* Request
List, in full, every line below that contains the string "axes", where case counts.

* Dataset excerpts
▼
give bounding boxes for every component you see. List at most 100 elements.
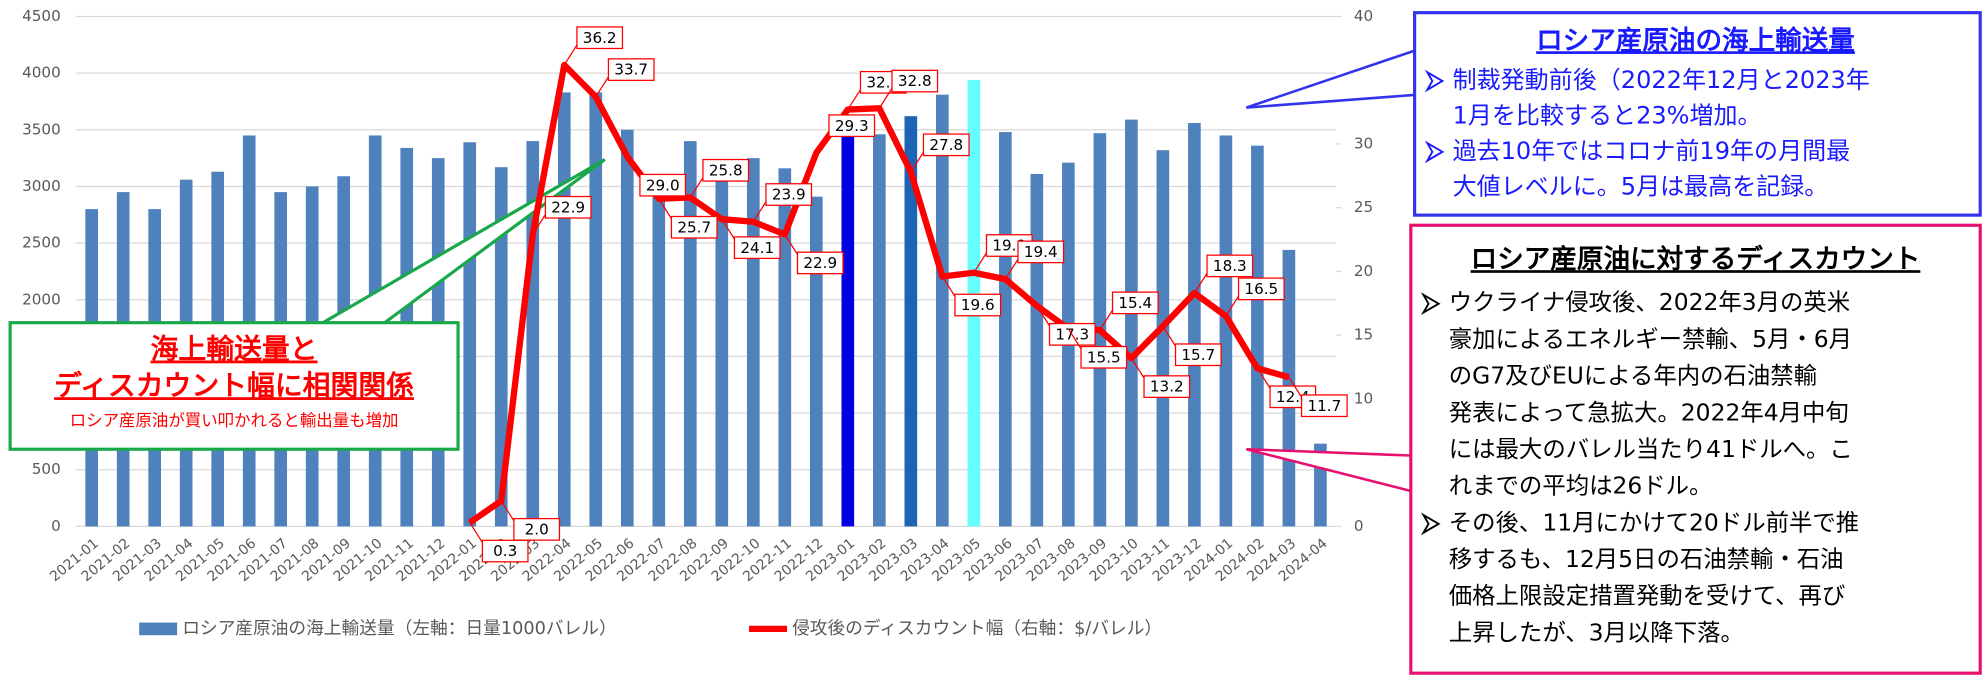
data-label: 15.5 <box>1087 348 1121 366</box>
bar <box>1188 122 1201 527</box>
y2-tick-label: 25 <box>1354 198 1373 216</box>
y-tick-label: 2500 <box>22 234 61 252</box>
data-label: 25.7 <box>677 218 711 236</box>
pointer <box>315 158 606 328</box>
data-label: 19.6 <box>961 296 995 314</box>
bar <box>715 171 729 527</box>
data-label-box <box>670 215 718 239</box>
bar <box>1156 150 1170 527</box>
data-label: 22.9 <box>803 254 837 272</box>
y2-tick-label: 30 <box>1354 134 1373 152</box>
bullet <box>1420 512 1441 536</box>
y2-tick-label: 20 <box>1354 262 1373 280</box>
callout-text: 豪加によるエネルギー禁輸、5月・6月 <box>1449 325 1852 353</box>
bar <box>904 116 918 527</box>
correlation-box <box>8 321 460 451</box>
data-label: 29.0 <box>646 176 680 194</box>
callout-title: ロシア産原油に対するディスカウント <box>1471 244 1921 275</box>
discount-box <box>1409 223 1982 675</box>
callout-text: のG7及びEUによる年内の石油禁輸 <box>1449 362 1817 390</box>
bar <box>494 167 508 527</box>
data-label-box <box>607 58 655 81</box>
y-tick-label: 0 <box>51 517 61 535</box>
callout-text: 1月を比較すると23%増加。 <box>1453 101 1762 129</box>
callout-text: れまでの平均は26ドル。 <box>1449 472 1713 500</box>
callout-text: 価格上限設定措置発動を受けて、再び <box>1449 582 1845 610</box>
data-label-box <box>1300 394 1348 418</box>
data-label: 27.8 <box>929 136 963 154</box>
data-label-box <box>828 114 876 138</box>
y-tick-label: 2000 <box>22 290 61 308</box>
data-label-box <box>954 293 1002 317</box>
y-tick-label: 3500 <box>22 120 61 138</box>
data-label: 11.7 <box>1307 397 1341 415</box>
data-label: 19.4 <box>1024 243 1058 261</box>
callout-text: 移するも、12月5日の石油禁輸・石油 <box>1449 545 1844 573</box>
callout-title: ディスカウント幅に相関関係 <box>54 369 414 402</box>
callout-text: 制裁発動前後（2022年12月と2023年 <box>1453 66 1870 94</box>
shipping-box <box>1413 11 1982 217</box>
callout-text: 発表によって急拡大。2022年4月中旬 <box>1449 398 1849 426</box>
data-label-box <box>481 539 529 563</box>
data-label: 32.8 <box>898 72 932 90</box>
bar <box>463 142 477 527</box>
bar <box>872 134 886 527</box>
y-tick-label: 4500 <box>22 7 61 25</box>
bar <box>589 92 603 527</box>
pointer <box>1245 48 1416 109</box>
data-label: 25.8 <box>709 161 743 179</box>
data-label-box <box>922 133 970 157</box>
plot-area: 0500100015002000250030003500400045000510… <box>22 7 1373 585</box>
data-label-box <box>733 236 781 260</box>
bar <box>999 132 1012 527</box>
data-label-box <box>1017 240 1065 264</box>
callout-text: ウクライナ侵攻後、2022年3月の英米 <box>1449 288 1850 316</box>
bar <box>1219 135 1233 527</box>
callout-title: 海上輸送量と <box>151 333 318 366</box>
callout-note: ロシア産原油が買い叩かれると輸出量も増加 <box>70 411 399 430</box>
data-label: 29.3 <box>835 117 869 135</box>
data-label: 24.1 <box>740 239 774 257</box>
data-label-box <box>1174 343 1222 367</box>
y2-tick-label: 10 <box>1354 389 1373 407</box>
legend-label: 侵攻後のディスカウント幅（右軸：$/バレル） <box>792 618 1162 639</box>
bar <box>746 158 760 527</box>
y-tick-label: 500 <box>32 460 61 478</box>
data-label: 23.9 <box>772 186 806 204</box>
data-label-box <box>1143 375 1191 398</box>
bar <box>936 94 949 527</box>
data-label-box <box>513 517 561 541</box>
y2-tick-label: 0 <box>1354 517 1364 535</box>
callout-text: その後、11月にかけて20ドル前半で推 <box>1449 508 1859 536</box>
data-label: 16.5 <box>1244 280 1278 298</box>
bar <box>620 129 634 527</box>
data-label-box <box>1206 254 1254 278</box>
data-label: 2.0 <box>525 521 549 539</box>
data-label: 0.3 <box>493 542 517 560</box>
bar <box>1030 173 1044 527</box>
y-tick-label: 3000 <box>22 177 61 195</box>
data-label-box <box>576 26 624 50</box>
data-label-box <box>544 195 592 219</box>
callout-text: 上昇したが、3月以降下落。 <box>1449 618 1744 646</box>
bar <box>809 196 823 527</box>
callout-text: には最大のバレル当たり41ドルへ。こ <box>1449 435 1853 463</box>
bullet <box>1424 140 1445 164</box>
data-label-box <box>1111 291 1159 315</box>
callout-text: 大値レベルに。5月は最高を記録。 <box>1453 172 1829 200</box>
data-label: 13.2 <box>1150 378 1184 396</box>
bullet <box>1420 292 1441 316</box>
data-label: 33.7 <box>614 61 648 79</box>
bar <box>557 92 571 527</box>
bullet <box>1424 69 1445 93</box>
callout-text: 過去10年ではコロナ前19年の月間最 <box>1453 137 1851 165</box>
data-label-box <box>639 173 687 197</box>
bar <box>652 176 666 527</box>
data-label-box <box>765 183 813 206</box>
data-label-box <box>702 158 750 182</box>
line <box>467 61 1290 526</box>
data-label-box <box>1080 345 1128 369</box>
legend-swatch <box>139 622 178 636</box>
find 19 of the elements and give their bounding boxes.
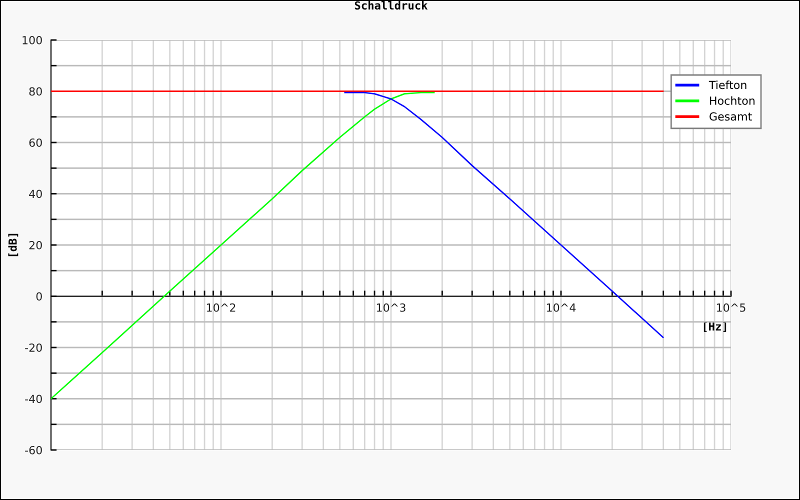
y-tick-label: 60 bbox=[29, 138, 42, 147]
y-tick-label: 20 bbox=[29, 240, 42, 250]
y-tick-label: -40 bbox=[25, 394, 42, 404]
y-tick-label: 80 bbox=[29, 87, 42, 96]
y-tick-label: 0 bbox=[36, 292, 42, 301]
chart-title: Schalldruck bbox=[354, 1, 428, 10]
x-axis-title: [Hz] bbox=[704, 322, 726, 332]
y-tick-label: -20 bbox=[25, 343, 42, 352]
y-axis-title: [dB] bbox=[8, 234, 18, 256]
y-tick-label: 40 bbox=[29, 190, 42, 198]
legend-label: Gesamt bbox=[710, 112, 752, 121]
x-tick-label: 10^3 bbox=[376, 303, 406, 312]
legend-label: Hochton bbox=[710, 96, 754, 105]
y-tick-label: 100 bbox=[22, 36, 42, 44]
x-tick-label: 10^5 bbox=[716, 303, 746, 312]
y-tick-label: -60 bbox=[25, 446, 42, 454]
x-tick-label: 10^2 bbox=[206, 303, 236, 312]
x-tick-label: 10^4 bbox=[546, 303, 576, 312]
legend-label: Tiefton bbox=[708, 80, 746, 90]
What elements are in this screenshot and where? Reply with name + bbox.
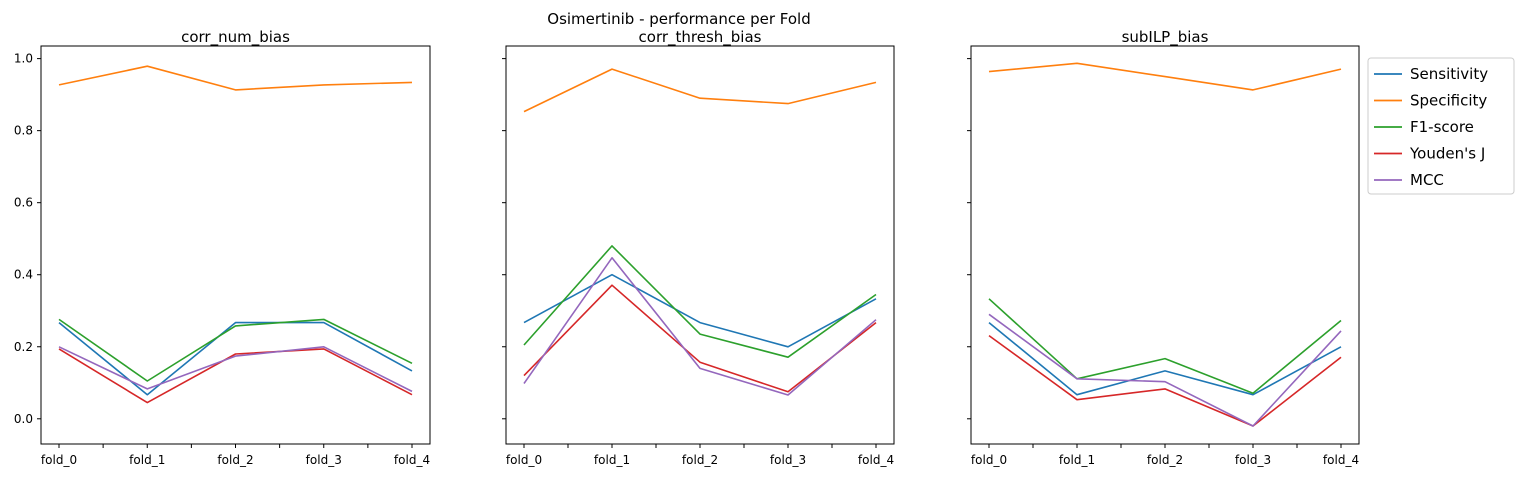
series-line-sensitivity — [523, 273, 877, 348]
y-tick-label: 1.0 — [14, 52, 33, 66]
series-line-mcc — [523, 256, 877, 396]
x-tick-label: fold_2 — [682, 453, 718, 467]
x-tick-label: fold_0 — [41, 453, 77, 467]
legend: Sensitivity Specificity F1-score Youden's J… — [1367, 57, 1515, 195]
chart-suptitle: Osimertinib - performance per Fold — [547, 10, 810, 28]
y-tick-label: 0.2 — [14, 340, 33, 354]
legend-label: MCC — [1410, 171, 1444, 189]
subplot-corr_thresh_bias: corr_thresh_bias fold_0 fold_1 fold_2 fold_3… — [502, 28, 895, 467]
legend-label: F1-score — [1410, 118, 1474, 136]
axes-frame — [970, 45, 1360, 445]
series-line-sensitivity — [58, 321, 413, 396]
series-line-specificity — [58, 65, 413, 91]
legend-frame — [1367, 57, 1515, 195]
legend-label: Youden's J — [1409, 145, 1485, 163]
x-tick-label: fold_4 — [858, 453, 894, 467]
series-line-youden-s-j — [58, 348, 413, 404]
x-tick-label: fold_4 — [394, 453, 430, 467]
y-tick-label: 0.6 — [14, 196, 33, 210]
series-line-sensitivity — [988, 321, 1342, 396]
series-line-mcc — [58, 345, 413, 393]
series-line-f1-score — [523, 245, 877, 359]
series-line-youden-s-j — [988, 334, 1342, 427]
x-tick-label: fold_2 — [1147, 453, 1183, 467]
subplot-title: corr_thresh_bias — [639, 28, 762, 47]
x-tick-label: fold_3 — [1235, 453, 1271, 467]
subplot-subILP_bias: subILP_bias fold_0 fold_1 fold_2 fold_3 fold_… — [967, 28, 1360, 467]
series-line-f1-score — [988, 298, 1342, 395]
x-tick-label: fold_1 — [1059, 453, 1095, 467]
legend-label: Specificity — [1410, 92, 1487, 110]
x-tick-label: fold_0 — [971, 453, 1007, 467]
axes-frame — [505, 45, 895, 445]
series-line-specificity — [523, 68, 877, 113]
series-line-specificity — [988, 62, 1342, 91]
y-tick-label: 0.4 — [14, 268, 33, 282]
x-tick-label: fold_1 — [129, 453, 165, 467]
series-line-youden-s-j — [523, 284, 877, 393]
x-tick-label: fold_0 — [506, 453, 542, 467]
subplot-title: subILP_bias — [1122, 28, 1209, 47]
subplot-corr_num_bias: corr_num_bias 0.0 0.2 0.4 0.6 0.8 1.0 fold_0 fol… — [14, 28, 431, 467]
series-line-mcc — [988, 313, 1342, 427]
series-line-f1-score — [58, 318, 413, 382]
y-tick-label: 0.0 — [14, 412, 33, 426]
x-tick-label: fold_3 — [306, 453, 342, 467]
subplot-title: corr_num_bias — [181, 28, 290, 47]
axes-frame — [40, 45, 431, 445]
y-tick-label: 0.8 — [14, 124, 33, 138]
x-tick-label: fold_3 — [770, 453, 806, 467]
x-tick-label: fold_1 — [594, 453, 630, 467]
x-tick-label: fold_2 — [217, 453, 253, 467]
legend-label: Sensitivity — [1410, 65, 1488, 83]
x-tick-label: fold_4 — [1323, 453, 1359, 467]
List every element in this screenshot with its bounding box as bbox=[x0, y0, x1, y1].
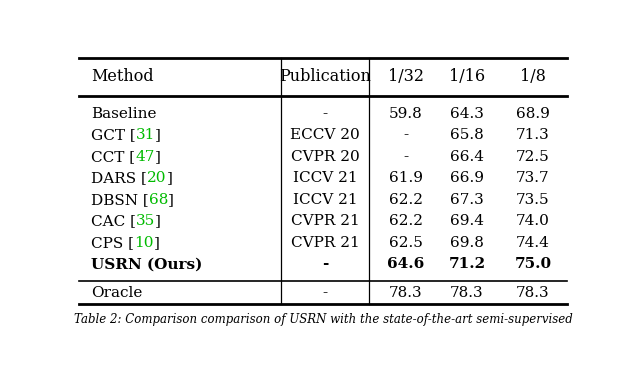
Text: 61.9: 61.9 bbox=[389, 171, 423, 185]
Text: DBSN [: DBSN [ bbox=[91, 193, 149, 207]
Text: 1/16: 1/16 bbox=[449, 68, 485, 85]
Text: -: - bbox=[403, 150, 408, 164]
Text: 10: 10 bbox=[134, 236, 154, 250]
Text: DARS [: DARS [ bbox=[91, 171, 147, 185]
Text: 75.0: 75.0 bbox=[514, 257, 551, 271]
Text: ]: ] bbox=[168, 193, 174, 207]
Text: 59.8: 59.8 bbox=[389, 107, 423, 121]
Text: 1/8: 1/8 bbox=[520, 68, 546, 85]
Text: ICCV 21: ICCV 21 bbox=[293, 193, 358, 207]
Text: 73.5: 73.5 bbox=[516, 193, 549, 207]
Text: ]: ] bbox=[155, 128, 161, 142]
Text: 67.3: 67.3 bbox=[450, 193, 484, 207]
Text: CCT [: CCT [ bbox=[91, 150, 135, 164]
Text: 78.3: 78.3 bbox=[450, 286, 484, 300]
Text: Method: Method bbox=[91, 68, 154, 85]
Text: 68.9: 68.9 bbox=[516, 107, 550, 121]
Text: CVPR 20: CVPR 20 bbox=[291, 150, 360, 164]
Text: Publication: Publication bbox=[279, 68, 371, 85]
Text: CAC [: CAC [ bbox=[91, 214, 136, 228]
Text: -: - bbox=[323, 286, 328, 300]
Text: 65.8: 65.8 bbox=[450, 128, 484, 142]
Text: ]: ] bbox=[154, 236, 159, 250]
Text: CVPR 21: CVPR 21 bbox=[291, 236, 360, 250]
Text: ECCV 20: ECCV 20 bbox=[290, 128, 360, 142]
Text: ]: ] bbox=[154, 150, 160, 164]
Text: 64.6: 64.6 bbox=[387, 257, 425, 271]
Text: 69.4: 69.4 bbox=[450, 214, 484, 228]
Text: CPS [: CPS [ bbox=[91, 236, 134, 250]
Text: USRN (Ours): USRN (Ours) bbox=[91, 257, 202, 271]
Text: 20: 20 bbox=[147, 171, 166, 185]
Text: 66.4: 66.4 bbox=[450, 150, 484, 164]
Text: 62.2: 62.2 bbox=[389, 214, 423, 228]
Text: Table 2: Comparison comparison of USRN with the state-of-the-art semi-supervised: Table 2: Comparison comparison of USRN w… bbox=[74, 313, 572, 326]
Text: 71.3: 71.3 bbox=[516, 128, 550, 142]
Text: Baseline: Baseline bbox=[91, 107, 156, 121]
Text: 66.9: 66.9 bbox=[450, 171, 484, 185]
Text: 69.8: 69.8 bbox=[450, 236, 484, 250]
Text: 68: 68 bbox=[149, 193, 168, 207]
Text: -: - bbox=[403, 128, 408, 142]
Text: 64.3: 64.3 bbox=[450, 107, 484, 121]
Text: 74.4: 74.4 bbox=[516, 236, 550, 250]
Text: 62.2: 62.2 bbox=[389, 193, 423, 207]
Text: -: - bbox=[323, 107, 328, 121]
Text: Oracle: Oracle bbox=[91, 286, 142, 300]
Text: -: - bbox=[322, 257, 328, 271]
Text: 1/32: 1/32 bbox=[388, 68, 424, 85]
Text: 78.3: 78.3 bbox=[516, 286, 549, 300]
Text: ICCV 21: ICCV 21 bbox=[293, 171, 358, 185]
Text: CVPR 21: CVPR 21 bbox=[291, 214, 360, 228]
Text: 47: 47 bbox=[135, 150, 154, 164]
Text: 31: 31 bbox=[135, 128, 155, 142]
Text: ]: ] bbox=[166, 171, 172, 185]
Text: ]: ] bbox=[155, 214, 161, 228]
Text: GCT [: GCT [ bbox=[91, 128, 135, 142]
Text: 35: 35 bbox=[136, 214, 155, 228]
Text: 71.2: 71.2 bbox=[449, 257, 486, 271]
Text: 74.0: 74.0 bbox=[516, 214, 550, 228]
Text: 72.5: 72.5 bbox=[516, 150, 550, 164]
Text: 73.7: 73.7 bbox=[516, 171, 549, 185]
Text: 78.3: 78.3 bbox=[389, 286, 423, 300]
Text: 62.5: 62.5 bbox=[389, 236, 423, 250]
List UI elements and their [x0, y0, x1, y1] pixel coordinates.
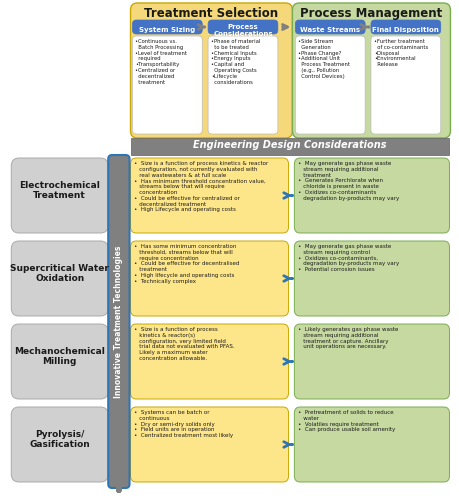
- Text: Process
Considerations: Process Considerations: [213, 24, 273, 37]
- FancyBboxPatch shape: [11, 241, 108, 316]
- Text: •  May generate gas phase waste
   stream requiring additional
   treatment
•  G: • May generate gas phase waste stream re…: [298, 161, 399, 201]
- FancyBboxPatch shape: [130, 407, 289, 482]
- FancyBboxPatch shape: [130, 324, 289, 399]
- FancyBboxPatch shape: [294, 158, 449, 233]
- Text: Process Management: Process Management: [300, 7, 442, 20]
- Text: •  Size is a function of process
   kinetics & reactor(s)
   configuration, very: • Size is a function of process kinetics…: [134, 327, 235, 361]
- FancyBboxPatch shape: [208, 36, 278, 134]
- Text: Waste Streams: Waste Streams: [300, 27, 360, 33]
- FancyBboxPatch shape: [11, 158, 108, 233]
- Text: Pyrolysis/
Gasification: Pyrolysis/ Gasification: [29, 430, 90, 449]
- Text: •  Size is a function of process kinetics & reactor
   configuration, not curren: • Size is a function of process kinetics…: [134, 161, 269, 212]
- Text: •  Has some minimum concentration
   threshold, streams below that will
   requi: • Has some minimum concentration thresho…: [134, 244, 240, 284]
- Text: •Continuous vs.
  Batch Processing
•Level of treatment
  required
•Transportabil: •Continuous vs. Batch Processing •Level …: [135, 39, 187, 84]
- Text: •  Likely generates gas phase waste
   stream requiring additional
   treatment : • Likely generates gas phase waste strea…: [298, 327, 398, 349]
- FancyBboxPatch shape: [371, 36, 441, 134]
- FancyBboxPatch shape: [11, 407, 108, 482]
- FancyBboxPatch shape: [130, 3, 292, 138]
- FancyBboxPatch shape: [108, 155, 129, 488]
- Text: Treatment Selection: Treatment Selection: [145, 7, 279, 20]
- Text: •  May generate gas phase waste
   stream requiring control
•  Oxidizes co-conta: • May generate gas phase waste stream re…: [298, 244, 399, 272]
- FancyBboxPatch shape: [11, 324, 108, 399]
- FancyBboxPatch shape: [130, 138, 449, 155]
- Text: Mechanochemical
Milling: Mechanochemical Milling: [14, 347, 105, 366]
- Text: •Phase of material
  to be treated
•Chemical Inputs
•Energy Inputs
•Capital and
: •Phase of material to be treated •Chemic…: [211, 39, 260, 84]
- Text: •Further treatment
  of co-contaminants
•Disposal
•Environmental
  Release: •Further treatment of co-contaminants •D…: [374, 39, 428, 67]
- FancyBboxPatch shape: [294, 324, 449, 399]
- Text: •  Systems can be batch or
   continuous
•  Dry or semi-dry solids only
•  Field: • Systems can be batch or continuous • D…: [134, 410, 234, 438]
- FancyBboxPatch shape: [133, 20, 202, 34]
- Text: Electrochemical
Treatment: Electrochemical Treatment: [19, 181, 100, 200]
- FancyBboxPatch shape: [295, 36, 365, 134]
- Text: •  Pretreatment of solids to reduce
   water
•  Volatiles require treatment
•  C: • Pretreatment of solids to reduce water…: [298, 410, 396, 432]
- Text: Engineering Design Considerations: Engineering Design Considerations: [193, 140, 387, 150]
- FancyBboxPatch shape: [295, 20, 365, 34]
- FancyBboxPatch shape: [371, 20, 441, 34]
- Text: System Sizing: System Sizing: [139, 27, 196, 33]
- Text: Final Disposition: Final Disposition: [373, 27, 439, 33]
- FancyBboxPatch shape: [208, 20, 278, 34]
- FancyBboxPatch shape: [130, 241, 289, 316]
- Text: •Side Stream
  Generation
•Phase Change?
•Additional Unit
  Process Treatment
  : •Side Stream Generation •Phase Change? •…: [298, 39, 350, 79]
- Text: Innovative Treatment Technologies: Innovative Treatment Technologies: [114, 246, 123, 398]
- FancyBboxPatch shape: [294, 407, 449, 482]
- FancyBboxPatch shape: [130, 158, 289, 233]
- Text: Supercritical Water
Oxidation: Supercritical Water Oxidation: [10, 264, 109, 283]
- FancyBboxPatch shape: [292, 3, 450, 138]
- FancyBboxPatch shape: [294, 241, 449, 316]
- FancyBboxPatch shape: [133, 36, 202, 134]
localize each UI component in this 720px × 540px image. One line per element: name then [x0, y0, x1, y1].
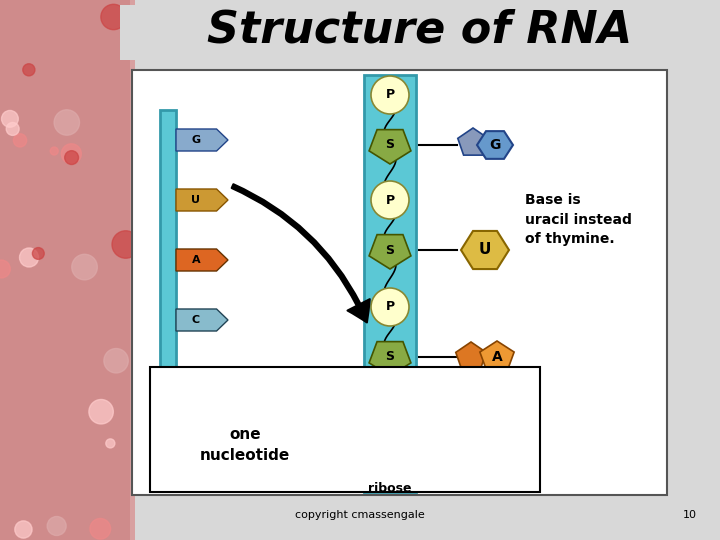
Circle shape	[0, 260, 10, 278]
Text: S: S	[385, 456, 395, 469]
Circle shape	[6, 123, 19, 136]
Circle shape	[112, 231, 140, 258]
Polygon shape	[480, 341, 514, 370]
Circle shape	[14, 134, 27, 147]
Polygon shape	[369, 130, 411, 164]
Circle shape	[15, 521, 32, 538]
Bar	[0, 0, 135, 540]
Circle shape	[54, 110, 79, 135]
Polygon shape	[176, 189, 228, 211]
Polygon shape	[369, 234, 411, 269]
▲
* Output for this exercise
axes-frame — [970, 45, 1360, 445]
axes-frame — [505, 45, 895, 445]
axes-frame — [40, 45, 431, 445]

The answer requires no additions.